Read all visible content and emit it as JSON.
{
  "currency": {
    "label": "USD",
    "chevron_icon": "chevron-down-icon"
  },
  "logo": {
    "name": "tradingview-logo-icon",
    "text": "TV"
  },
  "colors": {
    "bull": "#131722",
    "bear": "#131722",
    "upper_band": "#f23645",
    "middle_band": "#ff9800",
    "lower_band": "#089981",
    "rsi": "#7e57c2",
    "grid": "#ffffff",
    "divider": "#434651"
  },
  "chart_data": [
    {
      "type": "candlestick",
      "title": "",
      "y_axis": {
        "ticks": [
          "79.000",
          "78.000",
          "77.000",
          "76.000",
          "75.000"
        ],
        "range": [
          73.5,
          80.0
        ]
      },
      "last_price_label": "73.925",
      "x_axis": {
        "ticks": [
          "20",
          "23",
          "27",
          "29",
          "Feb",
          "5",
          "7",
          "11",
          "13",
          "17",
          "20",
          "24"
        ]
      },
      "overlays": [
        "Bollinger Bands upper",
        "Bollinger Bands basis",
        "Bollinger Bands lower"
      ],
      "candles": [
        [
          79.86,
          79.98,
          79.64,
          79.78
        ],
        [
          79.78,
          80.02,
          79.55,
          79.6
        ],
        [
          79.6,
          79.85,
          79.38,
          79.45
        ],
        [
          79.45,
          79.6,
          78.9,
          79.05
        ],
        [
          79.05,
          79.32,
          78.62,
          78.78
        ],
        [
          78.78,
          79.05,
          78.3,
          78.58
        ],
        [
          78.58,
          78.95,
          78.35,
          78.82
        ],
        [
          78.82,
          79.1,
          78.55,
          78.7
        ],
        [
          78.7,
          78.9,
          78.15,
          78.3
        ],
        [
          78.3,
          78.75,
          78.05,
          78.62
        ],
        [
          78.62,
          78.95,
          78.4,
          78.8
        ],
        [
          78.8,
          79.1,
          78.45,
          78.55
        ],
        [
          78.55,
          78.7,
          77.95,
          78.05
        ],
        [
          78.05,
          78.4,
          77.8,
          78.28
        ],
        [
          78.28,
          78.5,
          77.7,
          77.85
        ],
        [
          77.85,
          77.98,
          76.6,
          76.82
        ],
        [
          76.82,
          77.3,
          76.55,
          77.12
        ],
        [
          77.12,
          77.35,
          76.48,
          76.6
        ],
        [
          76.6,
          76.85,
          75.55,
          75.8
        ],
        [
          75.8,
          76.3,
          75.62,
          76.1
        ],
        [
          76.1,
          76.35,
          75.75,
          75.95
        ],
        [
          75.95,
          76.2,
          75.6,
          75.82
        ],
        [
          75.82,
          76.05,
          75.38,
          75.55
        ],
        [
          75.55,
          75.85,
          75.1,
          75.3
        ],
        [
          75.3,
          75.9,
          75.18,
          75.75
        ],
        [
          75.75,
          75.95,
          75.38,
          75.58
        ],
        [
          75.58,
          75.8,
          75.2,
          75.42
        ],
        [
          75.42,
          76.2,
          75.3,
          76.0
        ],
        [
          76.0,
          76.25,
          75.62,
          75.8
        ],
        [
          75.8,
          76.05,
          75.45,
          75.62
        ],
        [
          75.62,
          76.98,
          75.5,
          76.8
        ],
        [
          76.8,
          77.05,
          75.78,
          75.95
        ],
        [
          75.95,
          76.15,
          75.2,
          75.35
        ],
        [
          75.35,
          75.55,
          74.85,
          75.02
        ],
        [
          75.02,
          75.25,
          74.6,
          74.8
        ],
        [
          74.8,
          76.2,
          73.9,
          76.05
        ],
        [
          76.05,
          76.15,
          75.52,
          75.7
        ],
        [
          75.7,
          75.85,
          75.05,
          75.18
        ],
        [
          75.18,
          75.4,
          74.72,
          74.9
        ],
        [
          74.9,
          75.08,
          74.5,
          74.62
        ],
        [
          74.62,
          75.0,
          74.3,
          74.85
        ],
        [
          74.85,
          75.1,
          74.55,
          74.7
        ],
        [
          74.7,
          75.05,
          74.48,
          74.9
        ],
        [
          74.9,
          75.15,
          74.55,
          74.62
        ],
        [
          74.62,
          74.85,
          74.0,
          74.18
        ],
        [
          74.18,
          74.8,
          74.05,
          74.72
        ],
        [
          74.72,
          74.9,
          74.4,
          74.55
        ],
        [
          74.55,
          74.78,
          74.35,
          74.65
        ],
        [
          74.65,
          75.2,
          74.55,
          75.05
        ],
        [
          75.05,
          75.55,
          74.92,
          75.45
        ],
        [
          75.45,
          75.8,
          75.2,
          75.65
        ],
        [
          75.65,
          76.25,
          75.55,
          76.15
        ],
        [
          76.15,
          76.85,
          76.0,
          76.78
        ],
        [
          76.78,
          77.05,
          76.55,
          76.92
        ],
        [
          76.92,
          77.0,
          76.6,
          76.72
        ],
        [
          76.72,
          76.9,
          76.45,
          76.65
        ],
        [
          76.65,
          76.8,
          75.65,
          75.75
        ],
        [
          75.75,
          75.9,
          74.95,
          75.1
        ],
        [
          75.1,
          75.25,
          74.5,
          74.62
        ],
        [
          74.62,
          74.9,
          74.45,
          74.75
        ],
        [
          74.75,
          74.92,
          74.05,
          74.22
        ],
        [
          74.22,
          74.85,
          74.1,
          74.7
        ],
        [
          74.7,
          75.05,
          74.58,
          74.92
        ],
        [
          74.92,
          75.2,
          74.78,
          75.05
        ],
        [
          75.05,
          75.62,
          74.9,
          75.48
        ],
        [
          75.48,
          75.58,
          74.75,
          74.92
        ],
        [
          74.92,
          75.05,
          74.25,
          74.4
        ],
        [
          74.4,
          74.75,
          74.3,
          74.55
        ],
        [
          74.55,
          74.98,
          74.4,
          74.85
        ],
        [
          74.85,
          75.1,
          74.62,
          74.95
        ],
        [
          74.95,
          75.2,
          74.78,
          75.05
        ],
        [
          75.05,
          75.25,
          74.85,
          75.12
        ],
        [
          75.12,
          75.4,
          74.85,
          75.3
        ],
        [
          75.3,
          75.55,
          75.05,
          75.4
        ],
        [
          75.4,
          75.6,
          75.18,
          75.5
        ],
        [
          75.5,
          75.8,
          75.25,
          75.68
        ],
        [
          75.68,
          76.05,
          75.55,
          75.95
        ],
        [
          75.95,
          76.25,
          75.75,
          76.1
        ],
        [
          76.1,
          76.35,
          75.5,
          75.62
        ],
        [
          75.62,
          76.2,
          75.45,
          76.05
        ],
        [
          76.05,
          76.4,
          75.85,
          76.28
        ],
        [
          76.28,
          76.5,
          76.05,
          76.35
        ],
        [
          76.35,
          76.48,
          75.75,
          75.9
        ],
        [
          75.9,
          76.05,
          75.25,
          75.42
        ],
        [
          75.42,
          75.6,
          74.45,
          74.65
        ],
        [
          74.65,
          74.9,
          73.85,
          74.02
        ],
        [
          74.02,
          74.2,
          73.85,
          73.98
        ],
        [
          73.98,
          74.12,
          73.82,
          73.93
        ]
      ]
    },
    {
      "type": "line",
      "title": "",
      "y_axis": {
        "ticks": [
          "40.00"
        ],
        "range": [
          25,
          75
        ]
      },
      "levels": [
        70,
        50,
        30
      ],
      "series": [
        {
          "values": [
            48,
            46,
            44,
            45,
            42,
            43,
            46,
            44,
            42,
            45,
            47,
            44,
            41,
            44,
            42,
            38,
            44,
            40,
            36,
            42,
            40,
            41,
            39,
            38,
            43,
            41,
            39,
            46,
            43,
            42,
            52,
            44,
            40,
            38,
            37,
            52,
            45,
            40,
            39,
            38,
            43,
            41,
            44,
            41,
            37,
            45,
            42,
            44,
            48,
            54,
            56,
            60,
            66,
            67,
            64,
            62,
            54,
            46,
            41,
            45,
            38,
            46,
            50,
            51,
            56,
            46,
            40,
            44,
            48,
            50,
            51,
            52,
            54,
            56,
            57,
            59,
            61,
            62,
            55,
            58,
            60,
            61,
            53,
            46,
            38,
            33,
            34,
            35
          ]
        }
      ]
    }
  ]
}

-*-

Exercise prompt:
Your answer should be only the number of lines that hold the word "icon".

Complete answer:
2